### Exercise brief:
Search the data for the string "Ambient" and extract every line where it appears.

### Provided records:

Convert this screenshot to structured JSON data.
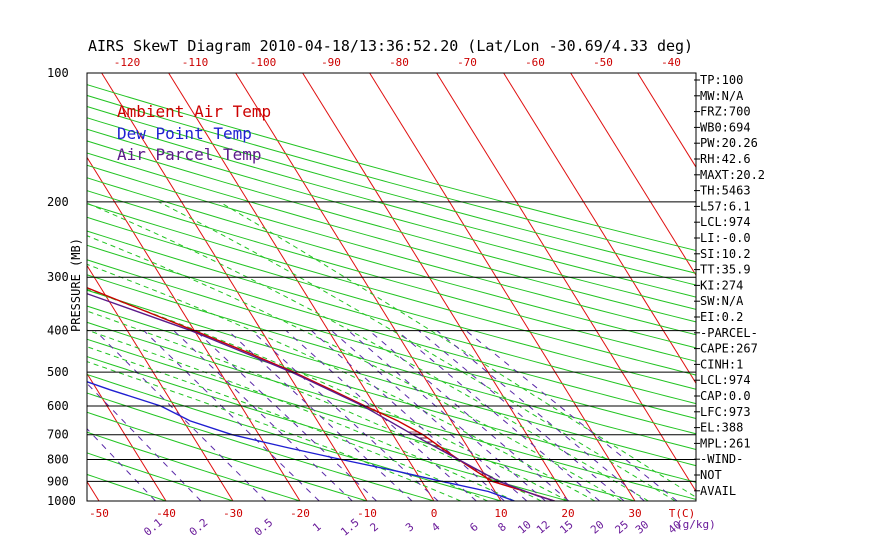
{
  "chart_data": {
    "type": "skewt",
    "title": "AIRS SkewT Diagram 2010-04-18/13:36:52.20 (Lat/Lon -30.69/4.33 deg)",
    "ylabel": "PRESSURE (MB)",
    "pressure_ticks": [
      100,
      200,
      300,
      400,
      500,
      600,
      700,
      800,
      900,
      1000
    ],
    "top_temp_ticks": [
      -120,
      -110,
      -100,
      -90,
      -80,
      -70,
      -60,
      -50,
      -40
    ],
    "bottom_temp_ticks": [
      -50,
      -40,
      -30,
      -20,
      -10,
      0,
      10,
      20,
      30
    ],
    "bottom_temp_unit": "T(C)",
    "mixing_ratio_ticks": [
      "0.1",
      "0.2",
      "0.5",
      "1",
      "1.5",
      "2",
      "3",
      "4",
      "6",
      "8",
      "10",
      "12",
      "15",
      "20",
      "25",
      "30",
      "40"
    ],
    "mixing_ratio_unit": "(g/kg)",
    "legend": [
      {
        "label": "Ambient Air Temp",
        "color": "#cc0000"
      },
      {
        "label": "Dew Point Temp",
        "color": "#1f1fd1"
      },
      {
        "label": "Air Parcel Temp",
        "color": "#5b1a8a"
      }
    ],
    "series": [
      {
        "name": "Ambient Air Temp",
        "color": "#cc0000",
        "points": [
          [
            1000,
            18
          ],
          [
            950,
            14.5
          ],
          [
            900,
            10.5
          ],
          [
            850,
            9
          ],
          [
            800,
            7.5
          ],
          [
            750,
            6
          ],
          [
            700,
            4.5
          ],
          [
            650,
            2
          ],
          [
            600,
            -1.5
          ],
          [
            550,
            -5
          ],
          [
            500,
            -9
          ],
          [
            450,
            -14
          ],
          [
            400,
            -20
          ],
          [
            350,
            -27
          ],
          [
            300,
            -35
          ],
          [
            275,
            -41
          ],
          [
            250,
            -48
          ],
          [
            225,
            -50
          ],
          [
            200,
            -53
          ],
          [
            175,
            -56
          ],
          [
            150,
            -60
          ],
          [
            125,
            -63
          ],
          [
            100,
            -67
          ]
        ]
      },
      {
        "name": "Dew Point Temp",
        "color": "#1f1fd1",
        "points": [
          [
            1000,
            12
          ],
          [
            950,
            9
          ],
          [
            900,
            3
          ],
          [
            850,
            -3
          ],
          [
            800,
            -10
          ],
          [
            750,
            -17
          ],
          [
            700,
            -24
          ],
          [
            650,
            -29
          ],
          [
            600,
            -32
          ],
          [
            550,
            -38
          ],
          [
            500,
            -44
          ],
          [
            450,
            -50
          ],
          [
            400,
            -56
          ],
          [
            350,
            -63
          ],
          [
            300,
            -70
          ],
          [
            250,
            -78
          ],
          [
            200,
            -87
          ],
          [
            175,
            -94
          ],
          [
            150,
            -101
          ],
          [
            125,
            -108
          ],
          [
            100,
            -116
          ]
        ]
      },
      {
        "name": "Air Parcel Temp",
        "color": "#5b1a8a",
        "points": [
          [
            1000,
            18
          ],
          [
            974,
            16
          ],
          [
            900,
            11.5
          ],
          [
            800,
            7.5
          ],
          [
            700,
            3
          ],
          [
            600,
            -1.8
          ],
          [
            500,
            -9.3
          ],
          [
            400,
            -20.5
          ],
          [
            300,
            -38
          ],
          [
            250,
            -50
          ],
          [
            200,
            -63
          ],
          [
            150,
            -83
          ],
          [
            100,
            -113
          ]
        ]
      }
    ],
    "stats": [
      "TP:100",
      "MW:N/A",
      "FRZ:700",
      "WB0:694",
      "PW:20.26",
      "RH:42.6",
      "MAXT:20.2",
      "TH:5463",
      "L57:6.1",
      "LCL:974",
      "LI:-0.0",
      "SI:10.2",
      "TT:35.9",
      "KI:274",
      "SW:N/A",
      "EI:0.2",
      "-PARCEL-",
      "CAPE:267",
      "CINH:1",
      "LCL:974",
      "CAP:0.0",
      "LFC:973",
      "EL:388",
      "MPL:261",
      "-WIND-",
      "NOT",
      "AVAIL"
    ]
  }
}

### The output:
        "label": "Ambient Air Temp",
        "name": "Ambient Air Temp",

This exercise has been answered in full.